• Exercise description: Every entry below must appear again, exactly as written.

• Data extract:
--------------------------------------------------
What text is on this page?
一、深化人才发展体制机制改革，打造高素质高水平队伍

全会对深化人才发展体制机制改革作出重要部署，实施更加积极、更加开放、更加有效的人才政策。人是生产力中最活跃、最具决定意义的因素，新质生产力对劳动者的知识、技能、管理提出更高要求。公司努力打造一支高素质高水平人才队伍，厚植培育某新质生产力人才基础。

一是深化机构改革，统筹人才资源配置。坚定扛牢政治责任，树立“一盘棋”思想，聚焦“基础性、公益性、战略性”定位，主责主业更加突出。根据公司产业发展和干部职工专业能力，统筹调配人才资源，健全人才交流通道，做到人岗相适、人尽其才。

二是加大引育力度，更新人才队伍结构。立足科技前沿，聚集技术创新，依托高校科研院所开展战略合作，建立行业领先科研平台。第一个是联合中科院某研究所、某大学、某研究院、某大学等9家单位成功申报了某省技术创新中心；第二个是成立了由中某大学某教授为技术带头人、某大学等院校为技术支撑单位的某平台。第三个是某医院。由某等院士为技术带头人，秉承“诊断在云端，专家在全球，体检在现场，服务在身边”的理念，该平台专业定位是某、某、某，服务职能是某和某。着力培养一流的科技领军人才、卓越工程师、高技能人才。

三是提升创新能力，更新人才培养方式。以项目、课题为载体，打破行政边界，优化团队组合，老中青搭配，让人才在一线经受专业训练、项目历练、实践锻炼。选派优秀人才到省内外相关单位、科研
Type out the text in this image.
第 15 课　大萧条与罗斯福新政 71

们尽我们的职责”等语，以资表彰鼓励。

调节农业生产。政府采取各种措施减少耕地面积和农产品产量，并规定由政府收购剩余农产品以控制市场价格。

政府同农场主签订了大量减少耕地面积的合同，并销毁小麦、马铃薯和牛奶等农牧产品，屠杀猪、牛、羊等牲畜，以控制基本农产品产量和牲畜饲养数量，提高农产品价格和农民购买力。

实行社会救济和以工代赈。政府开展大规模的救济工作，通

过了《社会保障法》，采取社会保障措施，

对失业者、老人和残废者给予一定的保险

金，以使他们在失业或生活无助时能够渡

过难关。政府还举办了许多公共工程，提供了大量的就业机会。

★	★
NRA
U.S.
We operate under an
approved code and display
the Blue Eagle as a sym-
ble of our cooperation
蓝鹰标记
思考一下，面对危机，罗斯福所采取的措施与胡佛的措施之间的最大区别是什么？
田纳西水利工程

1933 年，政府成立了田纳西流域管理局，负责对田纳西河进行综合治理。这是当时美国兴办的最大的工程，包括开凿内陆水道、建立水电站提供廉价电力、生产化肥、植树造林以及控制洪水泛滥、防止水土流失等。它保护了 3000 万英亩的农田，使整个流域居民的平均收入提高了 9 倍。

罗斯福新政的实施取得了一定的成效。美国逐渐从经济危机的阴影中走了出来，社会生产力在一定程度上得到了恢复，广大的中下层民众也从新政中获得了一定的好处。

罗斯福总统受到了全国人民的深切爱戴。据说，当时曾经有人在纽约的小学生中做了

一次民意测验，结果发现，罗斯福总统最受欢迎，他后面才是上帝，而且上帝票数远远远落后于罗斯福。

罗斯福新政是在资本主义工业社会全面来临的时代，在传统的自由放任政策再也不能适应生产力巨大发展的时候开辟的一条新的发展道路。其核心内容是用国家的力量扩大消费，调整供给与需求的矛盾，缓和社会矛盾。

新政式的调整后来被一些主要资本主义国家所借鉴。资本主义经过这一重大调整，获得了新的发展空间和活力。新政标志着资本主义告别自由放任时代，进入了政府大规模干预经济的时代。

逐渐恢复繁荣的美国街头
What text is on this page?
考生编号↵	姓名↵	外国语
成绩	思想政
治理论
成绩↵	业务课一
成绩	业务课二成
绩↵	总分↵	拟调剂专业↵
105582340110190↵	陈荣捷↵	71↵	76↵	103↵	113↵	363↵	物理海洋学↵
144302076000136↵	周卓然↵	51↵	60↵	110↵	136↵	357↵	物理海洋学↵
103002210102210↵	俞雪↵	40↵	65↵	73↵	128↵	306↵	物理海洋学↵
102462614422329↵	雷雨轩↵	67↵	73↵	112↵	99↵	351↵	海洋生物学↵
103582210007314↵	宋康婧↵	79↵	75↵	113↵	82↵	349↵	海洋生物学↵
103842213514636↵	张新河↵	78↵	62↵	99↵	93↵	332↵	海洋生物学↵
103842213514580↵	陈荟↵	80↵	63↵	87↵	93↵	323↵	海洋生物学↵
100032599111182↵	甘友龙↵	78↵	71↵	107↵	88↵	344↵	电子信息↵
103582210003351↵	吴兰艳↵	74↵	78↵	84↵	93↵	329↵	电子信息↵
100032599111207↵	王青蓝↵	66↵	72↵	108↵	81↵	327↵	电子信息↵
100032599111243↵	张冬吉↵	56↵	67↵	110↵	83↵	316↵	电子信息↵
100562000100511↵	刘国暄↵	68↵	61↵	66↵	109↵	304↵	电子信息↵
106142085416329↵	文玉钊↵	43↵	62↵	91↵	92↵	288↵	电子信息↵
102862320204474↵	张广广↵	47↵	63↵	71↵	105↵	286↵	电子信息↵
--------------------------------------------------
• Task solution:
What text is on this page?
一、深化人才发展体制机制改革，打造高素质高水平队伍

全会对深化人才发展体制机制改革作出重要部署，实施更加积极、更加开放、更加有效的人才政策。人是生产力中最活跃、最具决定意义的因素，新质生产力对劳动者的知识、技能、管理提出更高要求。公司努力打造一支高素质高水平人才队伍，厚植培育某新质生产力人才基础。

一是深化机构改革，统筹人才资源配置。坚定扛牢政治责任，树立“一盘棋”思想，聚焦“基础性、公益性、战略性”定位，主责主业更加突出。根据公司产业发展和干部职工专业能力，统筹调配人才资源，健全人才交流通道，做到人岗相适、人尽其才。

二是加大引育力度，更新人才队伍结构。立足科技前沿，聚集技术创新，依托高校科研院所开展战略合作，建立行业领先科研平台。第一个是联合中科院某研究所、某大学、某研究院、某大学等9家单位成功申报了某省技术创新中心；第二个是成立了由中某大学某教授为技术带头人、某大学等院校为技术支撑单位的某平台。第三个是某医院。由某等院士为技术带头人，秉承“诊断在云端，专家在全球，体检在现场，服务在身边”的理念，该平台专业定位是某、某、某，服务职能是某和某。着力培养一流的科技领军人才、卓越工程师、高技能人才。

三是提升创新能力，更新人才培养方式。以项目、课题为载体，打破行政边界，优化团队组合，老中青搭配，让人才在一线经受专业训练、项目历练、实践锻炼。选派优秀人才到省内外相关单位、科研
Type out the text in this image.
第 15 课　大萧条与罗斯福新政 71

们尽我们的职责”等语，以资表彰鼓励。

调节农业生产。政府采取各种措施减少耕地面积和农产品产量，并规定由政府收购剩余农产品以控制市场价格。

政府同农场主签订了大量减少耕地面积的合同，并销毁小麦、马铃薯和牛奶等农牧产品，屠杀猪、牛、羊等牲畜，以控制基本农产品产量和牲畜饲养数量，提高农产品价格和农民购买力。

实行社会救济和以工代赈。政府开展大规模的救济工作，通

过了《社会保障法》，采取社会保障措施，

对失业者、老人和残废者给予一定的保险

金，以使他们在失业或生活无助时能够渡

过难关。政府还举办了许多公共工程，提供了大量的就业机会。

★	★
NRA
U.S.
We operate under an
approved code and display
the Blue Eagle as a sym-
ble of our cooperation
蓝鹰标记
思考一下，面对危机，罗斯福所采取的措施与胡佛的措施之间的最大区别是什么？
田纳西水利工程

1933 年，政府成立了田纳西流域管理局，负责对田纳西河进行综合治理。这是当时美国兴办的最大的工程，包括开凿内陆水道、建立水电站提供廉价电力、生产化肥、植树造林以及控制洪水泛滥、防止水土流失等。它保护了 3000 万英亩的农田，使整个流域居民的平均收入提高了 9 倍。

罗斯福新政的实施取得了一定的成效。美国逐渐从经济危机的阴影中走了出来，社会生产力在一定程度上得到了恢复，广大的中下层民众也从新政中获得了一定的好处。

罗斯福总统受到了全国人民的深切爱戴。据说，当时曾经有人在纽约的小学生中做了

一次民意测验，结果发现，罗斯福总统最受欢迎，他后面才是上帝，而且上帝票数远远远落后于罗斯福。

罗斯福新政是在资本主义工业社会全面来临的时代，在传统的自由放任政策再也不能适应生产力巨大发展的时候开辟的一条新的发展道路。其核心内容是用国家的力量扩大消费，调整供给与需求的矛盾，缓和社会矛盾。

新政式的调整后来被一些主要资本主义国家所借鉴。资本主义经过这一重大调整，获得了新的发展空间和活力。新政标志着资本主义告别自由放任时代，进入了政府大规模干预经济的时代。

逐渐恢复繁荣的美国街头
What text is on this page?
考生编号↵	姓名↵	外国语
成绩	思想政
治理论
成绩↵	业务课一
成绩	业务课二成
绩↵	总分↵	拟调剂专业↵
105582340110190↵	陈荣捷↵	71↵	76↵	103↵	113↵	363↵	物理海洋学↵
144302076000136↵	周卓然↵	51↵	60↵	110↵	136↵	357↵	物理海洋学↵
103002210102210↵	俞雪↵	40↵	65↵	73↵	128↵	306↵	物理海洋学↵
102462614422329↵	雷雨轩↵	67↵	73↵	112↵	99↵	351↵	海洋生物学↵
103582210007314↵	宋康婧↵	79↵	75↵	113↵	82↵	349↵	海洋生物学↵
103842213514636↵	张新河↵	78↵	62↵	99↵	93↵	332↵	海洋生物学↵
103842213514580↵	陈荟↵	80↵	63↵	87↵	93↵	323↵	海洋生物学↵
100032599111182↵	甘友龙↵	78↵	71↵	107↵	88↵	344↵	电子信息↵
103582210003351↵	吴兰艳↵	74↵	78↵	84↵	93↵	329↵	电子信息↵
100032599111207↵	王青蓝↵	66↵	72↵	108↵	81↵	327↵	电子信息↵
100032599111243↵	张冬吉↵	56↵	67↵	110↵	83↵	316↵	电子信息↵
100562000100511↵	刘国暄↵	68↵	61↵	66↵	109↵	304↵	电子信息↵
106142085416329↵	文玉钊↵	43↵	62↵	91↵	92↵	288↵	电子信息↵
102862320204474↵	张广广↵	47↵	63↵	71↵	105↵	286↵	电子信息↵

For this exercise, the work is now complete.